** DO THIS **
Answer with one number: the count of lines in this material that hold the word "data".

** PROVIDED MATERIAL **
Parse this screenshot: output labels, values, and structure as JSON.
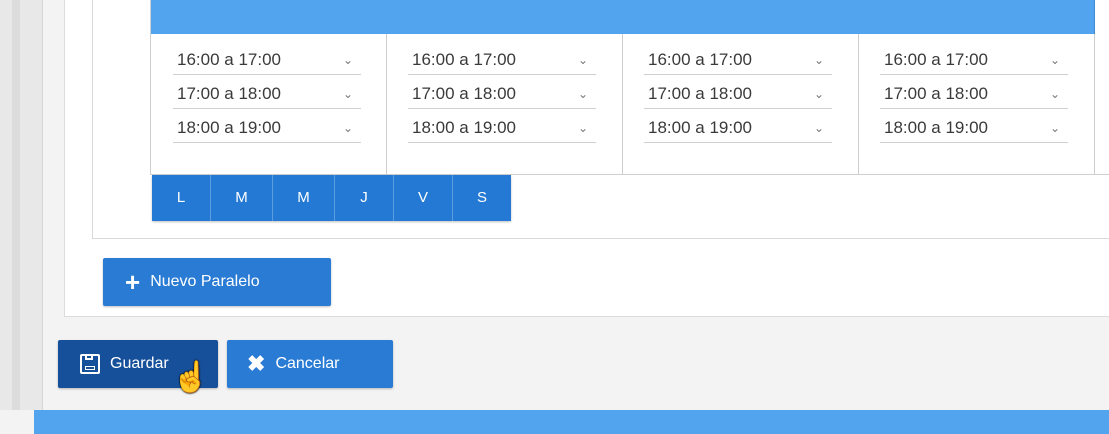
{
  "schedule": {
    "columns": [
      {
        "slots": [
          {
            "label": "16:00 a 17:00"
          },
          {
            "label": "17:00 a 18:00"
          },
          {
            "label": "18:00 a 19:00"
          }
        ]
      },
      {
        "slots": [
          {
            "label": "16:00 a 17:00"
          },
          {
            "label": "17:00 a 18:00"
          },
          {
            "label": "18:00 a 19:00"
          }
        ]
      },
      {
        "slots": [
          {
            "label": "16:00 a 17:00"
          },
          {
            "label": "17:00 a 18:00"
          },
          {
            "label": "18:00 a 19:00"
          }
        ]
      },
      {
        "slots": [
          {
            "label": "16:00 a 17:00"
          },
          {
            "label": "17:00 a 18:00"
          },
          {
            "label": "18:00 a 19:00"
          }
        ]
      }
    ],
    "chevron": "⌄"
  },
  "days": [
    {
      "label": "L"
    },
    {
      "label": "M"
    },
    {
      "label": "M"
    },
    {
      "label": "J"
    },
    {
      "label": "V"
    },
    {
      "label": "S"
    }
  ],
  "actions": {
    "nuevo_paralelo": "Nuevo Paralelo",
    "nuevo_plus": "+",
    "guardar": "Guardar",
    "cancelar": "Cancelar",
    "cancelar_x": "✖"
  },
  "icons": {
    "cursor": "hand-pointer-icon"
  },
  "colors": {
    "header_blue": "#52a4ee",
    "button_blue": "#2a7bd4",
    "button_dark_blue": "#17509a"
  }
}
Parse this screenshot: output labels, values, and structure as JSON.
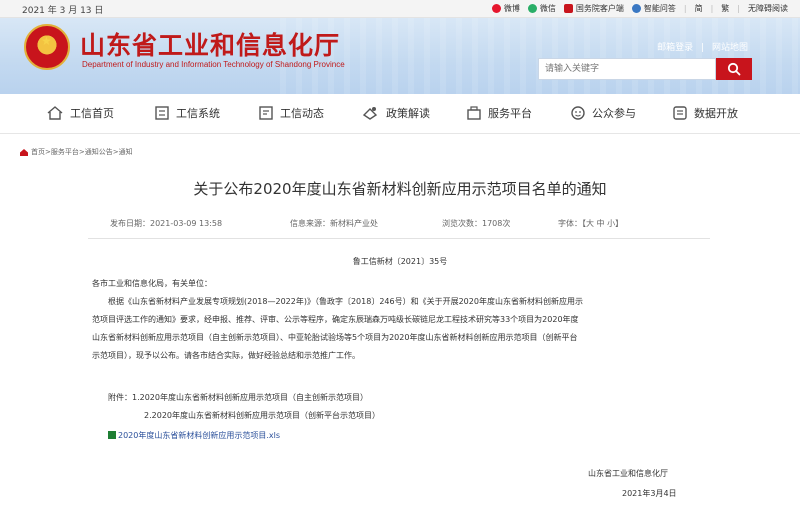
{
  "topbar": {
    "date": "2021 年 3 月 13 日",
    "links": [
      "微博",
      "微信",
      "国务院客户端",
      "智能问答",
      "简",
      "繁",
      "无障碍阅读"
    ]
  },
  "header": {
    "title": "山东省工业和信息化厅",
    "subtitle": "Department of Industry and Information Technology of Shandong Province",
    "mail_login": "邮箱登录",
    "sep": "|",
    "sitemap": "网站地图",
    "search_placeholder": "请输入关键字"
  },
  "nav": [
    {
      "label": "工信首页",
      "icon": "home-icon"
    },
    {
      "label": "工信系统",
      "icon": "system-icon"
    },
    {
      "label": "工信动态",
      "icon": "news-icon"
    },
    {
      "label": "政策解读",
      "icon": "policy-icon"
    },
    {
      "label": "服务平台",
      "icon": "service-icon"
    },
    {
      "label": "公众参与",
      "icon": "people-icon"
    },
    {
      "label": "数据开放",
      "icon": "data-icon"
    }
  ],
  "breadcrumb": "首页>服务平台>通知公告>通知",
  "article": {
    "title": "关于公布2020年度山东省新材料创新应用示范项目名单的通知",
    "publish_time": "发布日期：2021-03-09 13:58",
    "source": "信息来源：新材料产业处",
    "views": "浏览次数：1708次",
    "font_size": "字体：【大 中 小】",
    "doc_number": "鲁工信新材〔2021〕35号",
    "salutation": "各市工业和信息化局，有关单位：",
    "lines": [
      "根据《山东省新材料产业发展专项规划(2018—2022年)》（鲁政字〔2018〕246号）和《关于开展2020年度山东省新材料创新应用示",
      "范项目评选工作的通知》要求，经申报、推荐、评审、公示等程序，确定东辰瑞森万吨级长碳链尼龙工程技术研究等33个项目为2020年度",
      "山东省新材料创新应用示范项目（自主创新示范项目）、中亚轮胎试验场等5个项目为2020年度山东省新材料创新应用示范项目（创新平台",
      "示范项目），现予以公布。请各市结合实际，做好经验总结和示范推广工作。"
    ],
    "attachment_1": "附件：1.2020年度山东省新材料创新应用示范项目（自主创新示范项目）",
    "attachment_2": "2.2020年度山东省新材料创新应用示范项目（创新平台示范项目）",
    "attachment_file": "2020年度山东省新材料创新应用示范项目.xls",
    "signer": "山东省工业和信息化厅",
    "sign_date": "2021年3月4日"
  },
  "colors": {
    "brand_red": "#c8141c",
    "link_blue": "#2a4f9a"
  }
}
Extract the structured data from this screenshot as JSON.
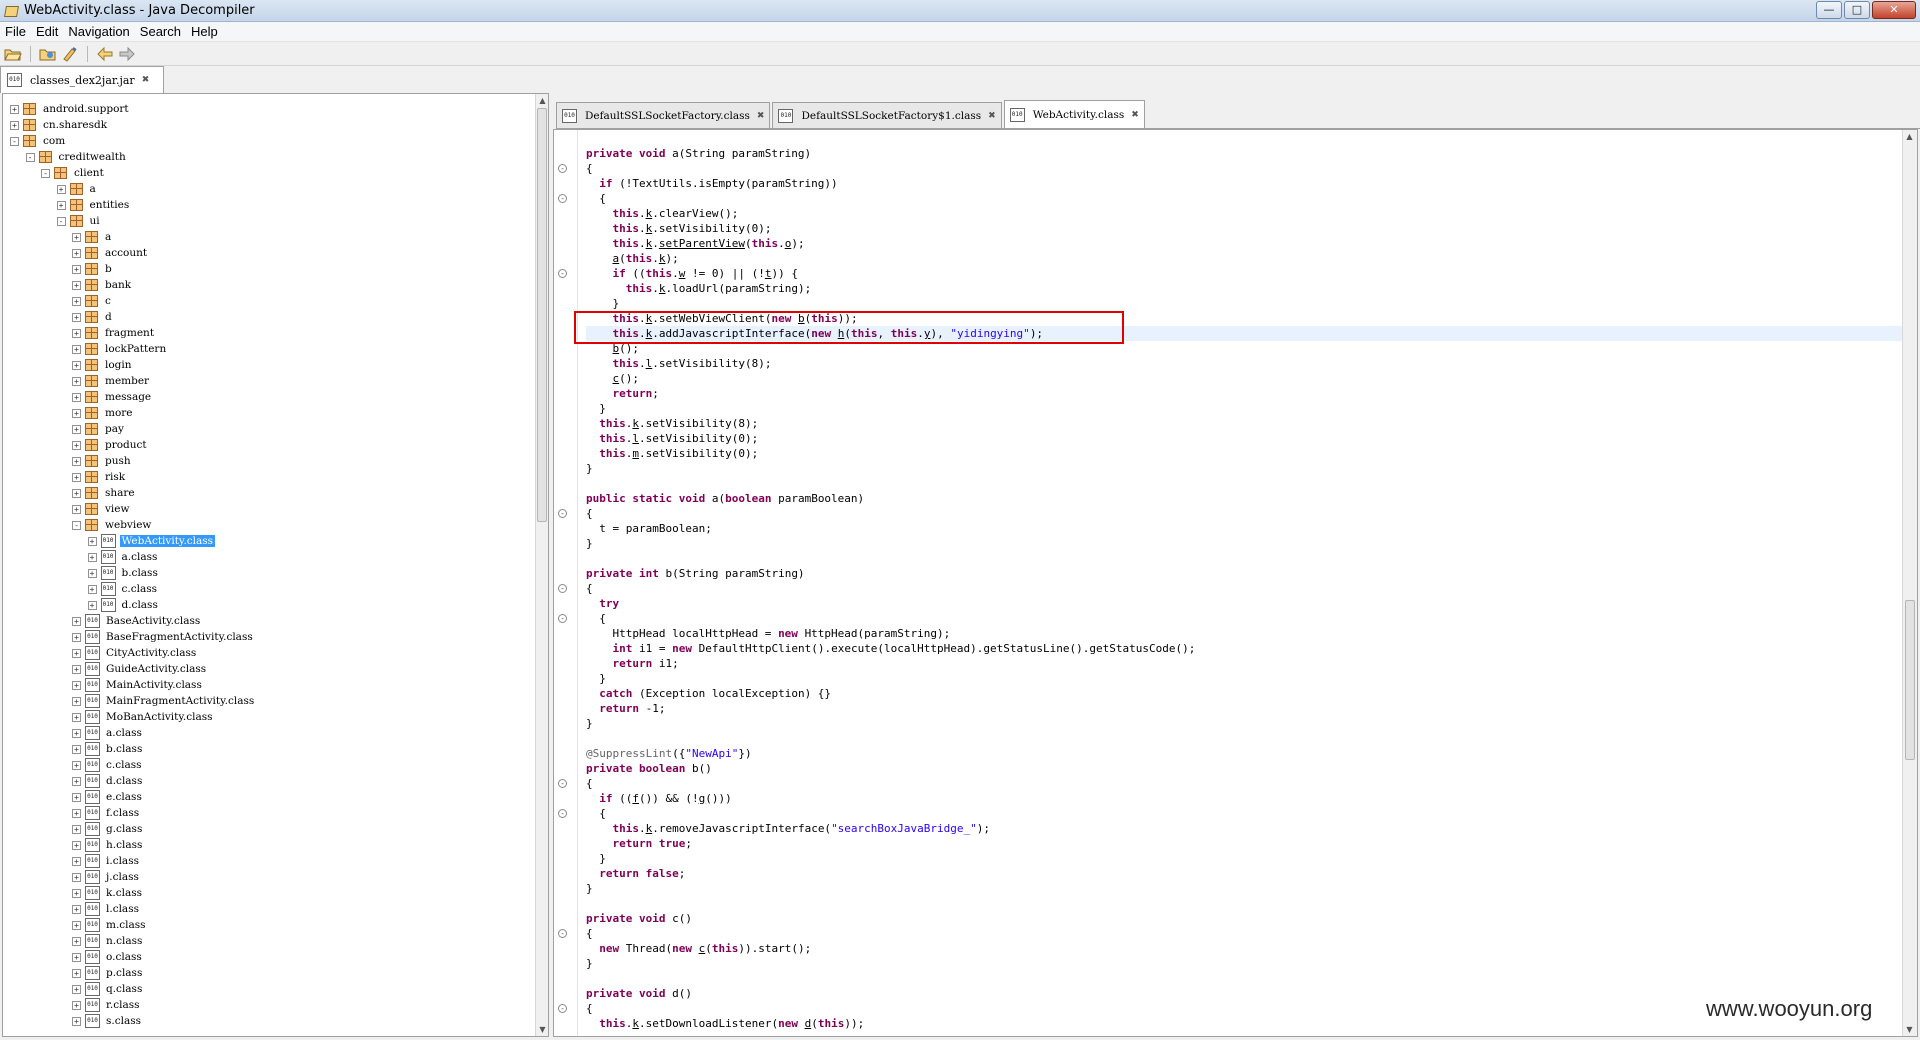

** EXERCISE OUTPUT **
2